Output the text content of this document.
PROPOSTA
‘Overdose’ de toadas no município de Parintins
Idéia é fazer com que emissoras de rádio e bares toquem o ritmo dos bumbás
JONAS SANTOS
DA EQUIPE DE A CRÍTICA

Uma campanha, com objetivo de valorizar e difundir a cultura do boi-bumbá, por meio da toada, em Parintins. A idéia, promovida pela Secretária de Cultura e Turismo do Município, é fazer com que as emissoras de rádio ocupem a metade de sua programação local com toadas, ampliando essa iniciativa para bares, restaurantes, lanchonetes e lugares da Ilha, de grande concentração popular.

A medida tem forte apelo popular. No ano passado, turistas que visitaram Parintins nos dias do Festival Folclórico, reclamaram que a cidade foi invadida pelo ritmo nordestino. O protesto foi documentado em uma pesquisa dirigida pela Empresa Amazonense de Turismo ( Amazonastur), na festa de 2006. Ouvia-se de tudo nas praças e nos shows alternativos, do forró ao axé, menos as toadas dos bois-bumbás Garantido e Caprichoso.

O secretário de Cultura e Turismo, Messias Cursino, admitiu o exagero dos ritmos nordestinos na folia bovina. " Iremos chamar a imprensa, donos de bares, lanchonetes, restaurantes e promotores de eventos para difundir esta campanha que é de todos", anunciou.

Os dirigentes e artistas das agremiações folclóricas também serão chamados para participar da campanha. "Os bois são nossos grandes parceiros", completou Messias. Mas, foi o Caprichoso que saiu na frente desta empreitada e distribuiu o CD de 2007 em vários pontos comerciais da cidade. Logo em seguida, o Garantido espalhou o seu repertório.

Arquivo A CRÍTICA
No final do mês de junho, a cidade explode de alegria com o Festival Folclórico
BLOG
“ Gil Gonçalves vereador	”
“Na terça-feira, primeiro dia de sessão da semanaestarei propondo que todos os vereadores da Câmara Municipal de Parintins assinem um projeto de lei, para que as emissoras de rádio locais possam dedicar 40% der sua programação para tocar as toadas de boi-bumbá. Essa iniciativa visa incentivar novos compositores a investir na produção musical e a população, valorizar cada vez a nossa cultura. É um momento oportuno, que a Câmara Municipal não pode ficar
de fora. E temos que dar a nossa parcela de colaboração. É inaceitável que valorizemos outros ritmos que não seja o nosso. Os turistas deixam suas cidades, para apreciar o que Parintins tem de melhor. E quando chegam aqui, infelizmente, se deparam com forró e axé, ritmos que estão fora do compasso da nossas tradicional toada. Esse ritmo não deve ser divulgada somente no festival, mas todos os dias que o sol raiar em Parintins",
○ ○ ○ ○ ○
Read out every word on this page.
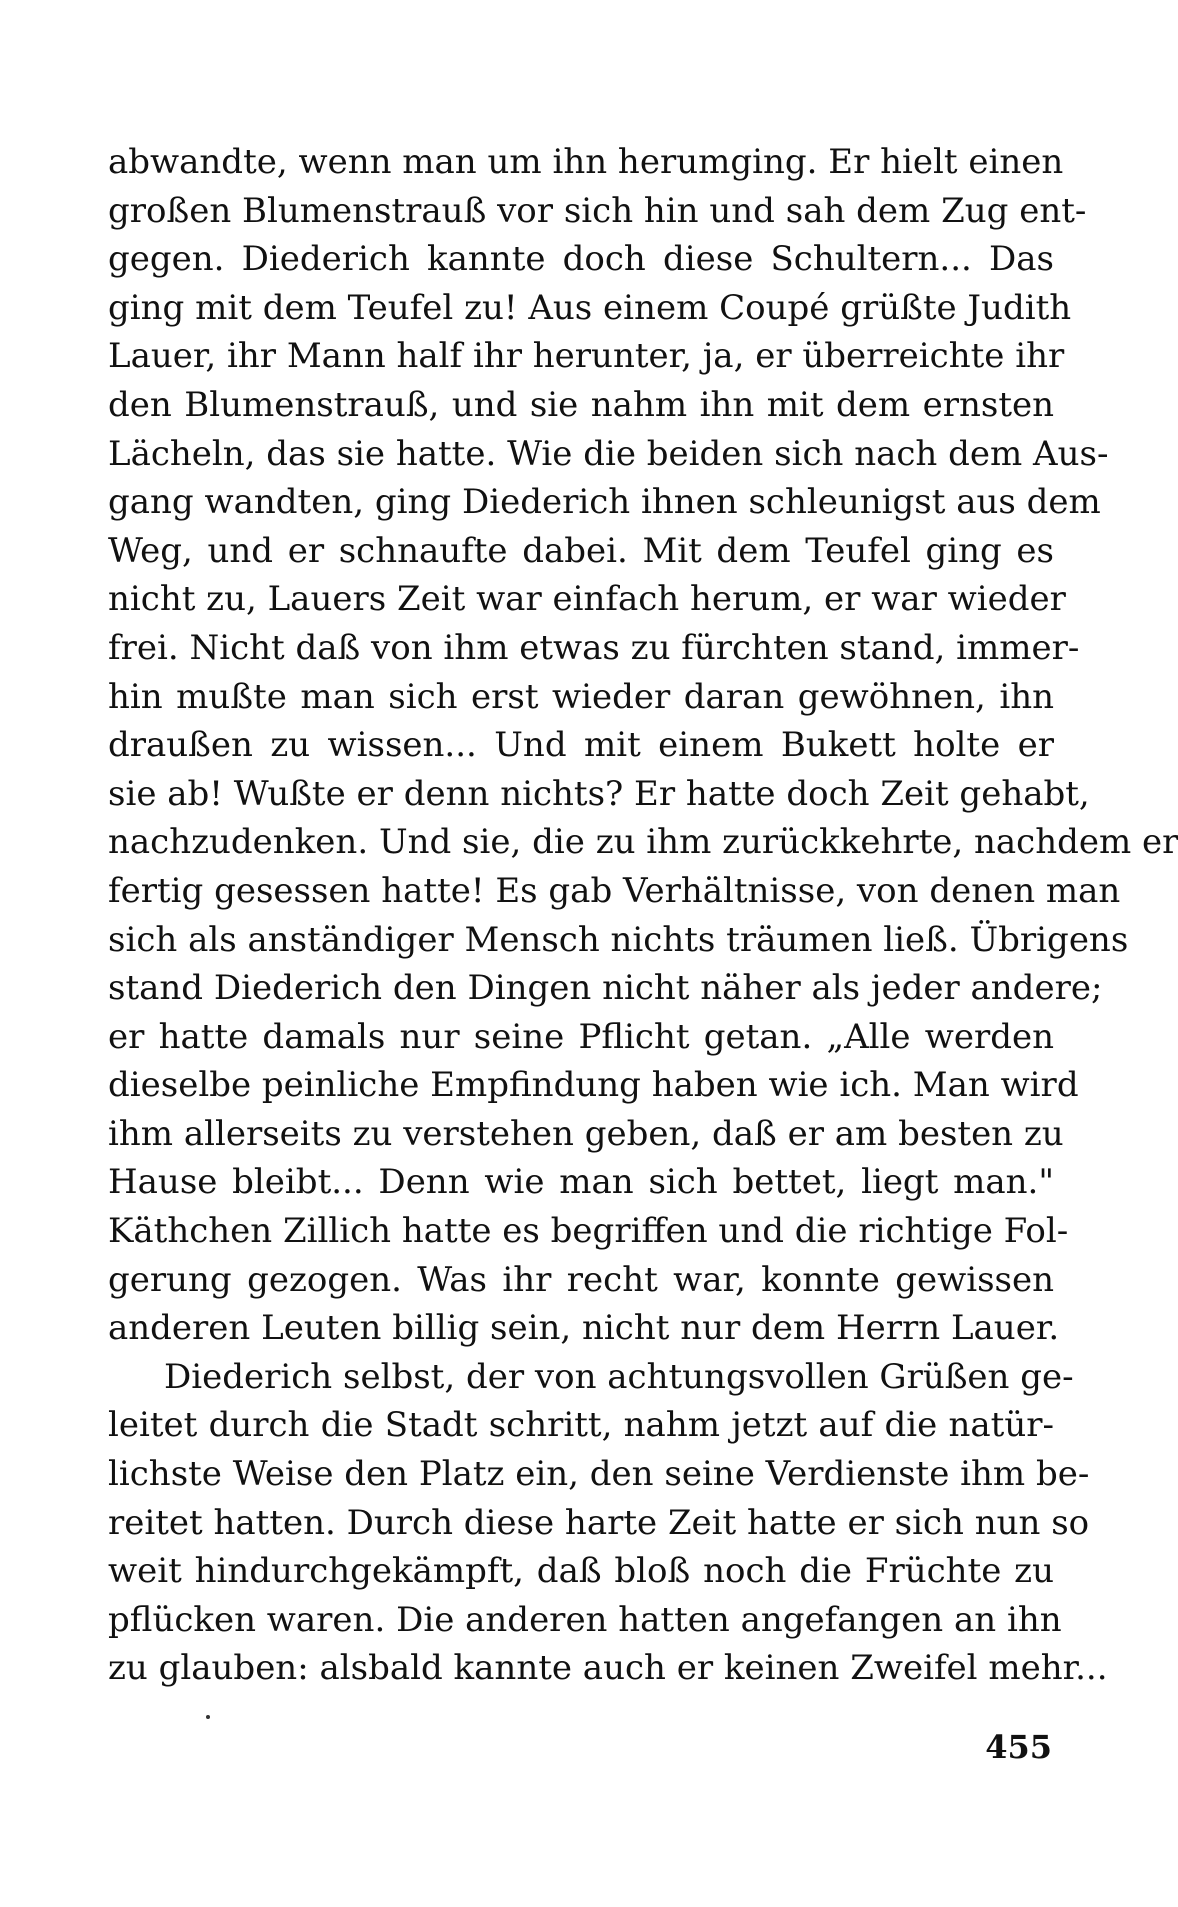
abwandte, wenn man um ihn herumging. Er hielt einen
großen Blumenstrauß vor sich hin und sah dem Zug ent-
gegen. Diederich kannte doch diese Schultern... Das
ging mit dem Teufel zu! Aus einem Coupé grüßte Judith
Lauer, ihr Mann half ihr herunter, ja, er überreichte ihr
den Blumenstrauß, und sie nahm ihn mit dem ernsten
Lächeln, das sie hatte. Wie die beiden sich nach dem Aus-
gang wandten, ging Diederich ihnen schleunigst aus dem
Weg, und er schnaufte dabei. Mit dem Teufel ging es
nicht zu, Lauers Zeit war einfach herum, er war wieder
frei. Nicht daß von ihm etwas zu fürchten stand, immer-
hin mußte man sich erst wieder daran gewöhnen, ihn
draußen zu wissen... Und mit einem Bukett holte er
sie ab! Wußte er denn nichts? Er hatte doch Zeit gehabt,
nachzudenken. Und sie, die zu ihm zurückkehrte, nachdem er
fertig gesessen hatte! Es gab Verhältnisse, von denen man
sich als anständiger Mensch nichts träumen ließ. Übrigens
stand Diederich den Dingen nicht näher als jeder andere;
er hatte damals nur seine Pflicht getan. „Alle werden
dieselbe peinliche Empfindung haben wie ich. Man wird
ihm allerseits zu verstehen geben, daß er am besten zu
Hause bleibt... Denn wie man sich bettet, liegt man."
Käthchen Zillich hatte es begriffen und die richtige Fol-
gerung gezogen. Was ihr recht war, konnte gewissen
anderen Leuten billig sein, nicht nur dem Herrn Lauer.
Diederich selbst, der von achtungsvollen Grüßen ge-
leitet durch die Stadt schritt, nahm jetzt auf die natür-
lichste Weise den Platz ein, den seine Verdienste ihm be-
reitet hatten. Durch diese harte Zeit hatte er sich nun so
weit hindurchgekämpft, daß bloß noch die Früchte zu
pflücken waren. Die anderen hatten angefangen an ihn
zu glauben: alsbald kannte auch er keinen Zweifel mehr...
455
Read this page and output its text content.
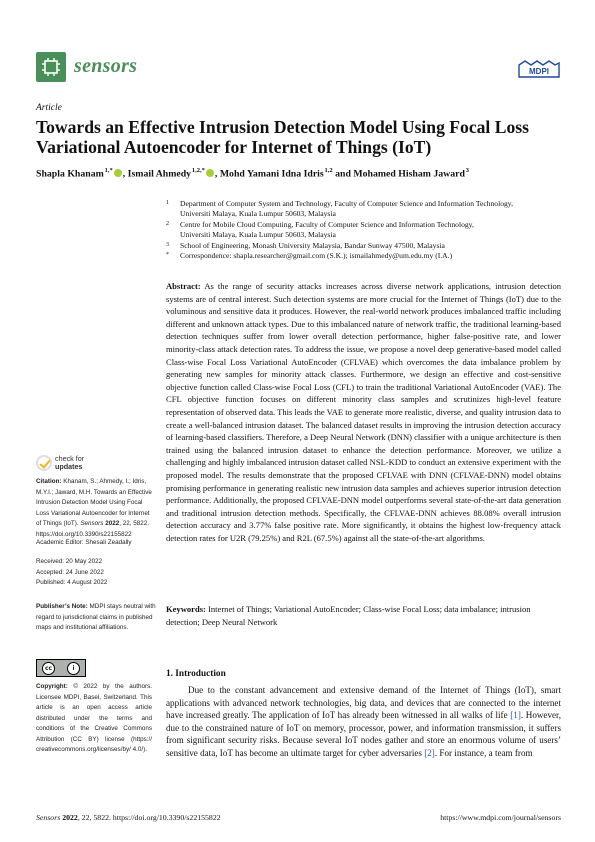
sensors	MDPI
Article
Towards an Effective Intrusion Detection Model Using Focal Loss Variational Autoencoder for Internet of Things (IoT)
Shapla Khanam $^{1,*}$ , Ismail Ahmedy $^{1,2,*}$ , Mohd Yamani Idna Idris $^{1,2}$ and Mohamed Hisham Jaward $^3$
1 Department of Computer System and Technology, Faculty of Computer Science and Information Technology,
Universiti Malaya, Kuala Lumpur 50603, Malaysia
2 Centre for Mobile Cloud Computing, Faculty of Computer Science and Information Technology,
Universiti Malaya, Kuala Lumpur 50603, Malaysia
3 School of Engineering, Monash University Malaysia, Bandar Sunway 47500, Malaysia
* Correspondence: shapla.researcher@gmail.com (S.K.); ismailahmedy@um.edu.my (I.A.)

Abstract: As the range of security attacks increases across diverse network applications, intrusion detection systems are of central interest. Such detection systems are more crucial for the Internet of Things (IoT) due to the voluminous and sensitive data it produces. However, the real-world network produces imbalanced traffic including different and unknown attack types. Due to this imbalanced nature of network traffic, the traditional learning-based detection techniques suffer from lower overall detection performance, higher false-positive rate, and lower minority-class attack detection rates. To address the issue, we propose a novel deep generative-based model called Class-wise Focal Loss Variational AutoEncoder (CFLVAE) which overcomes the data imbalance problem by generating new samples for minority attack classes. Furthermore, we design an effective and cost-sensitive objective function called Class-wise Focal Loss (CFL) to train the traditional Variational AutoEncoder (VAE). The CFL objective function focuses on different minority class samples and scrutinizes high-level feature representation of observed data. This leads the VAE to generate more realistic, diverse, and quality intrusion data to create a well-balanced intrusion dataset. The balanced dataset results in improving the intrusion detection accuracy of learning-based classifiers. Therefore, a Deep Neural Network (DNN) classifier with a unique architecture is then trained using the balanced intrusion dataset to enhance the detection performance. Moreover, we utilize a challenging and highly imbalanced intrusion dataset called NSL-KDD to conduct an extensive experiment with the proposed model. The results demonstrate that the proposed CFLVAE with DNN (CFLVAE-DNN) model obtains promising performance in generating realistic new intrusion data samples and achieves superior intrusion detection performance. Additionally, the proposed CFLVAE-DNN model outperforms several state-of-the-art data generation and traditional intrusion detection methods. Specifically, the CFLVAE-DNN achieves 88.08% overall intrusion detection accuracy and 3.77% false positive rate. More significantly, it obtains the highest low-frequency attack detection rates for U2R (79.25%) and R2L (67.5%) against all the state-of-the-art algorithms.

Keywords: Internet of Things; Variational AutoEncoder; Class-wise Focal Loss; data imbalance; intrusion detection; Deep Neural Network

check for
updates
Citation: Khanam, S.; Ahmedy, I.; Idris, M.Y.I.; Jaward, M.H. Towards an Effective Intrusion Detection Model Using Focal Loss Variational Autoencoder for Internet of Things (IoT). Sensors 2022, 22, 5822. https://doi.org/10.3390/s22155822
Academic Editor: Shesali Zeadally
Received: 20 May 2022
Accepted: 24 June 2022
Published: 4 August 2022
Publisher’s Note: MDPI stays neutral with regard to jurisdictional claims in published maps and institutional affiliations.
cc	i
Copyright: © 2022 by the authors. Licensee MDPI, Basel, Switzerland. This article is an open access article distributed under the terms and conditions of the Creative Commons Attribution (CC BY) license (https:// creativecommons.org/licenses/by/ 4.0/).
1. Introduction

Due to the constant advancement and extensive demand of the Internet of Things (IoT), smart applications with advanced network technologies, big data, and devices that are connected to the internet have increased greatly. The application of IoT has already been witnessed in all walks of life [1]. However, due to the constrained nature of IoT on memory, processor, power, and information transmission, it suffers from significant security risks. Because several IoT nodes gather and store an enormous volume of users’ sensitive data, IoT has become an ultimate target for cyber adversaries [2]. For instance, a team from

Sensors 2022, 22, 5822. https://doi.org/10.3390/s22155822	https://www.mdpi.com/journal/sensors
○ ○ ○ ○ ○
**Exercise details**: Wherever a line in the data above holds "Zeit", copy that line.

**Answer below**:
nicht zu, Lauers Zeit war einfach herum, er war wieder
sie ab! Wußte er denn nichts? Er hatte doch Zeit gehabt,
reitet hatten. Durch diese harte Zeit hatte er sich nun so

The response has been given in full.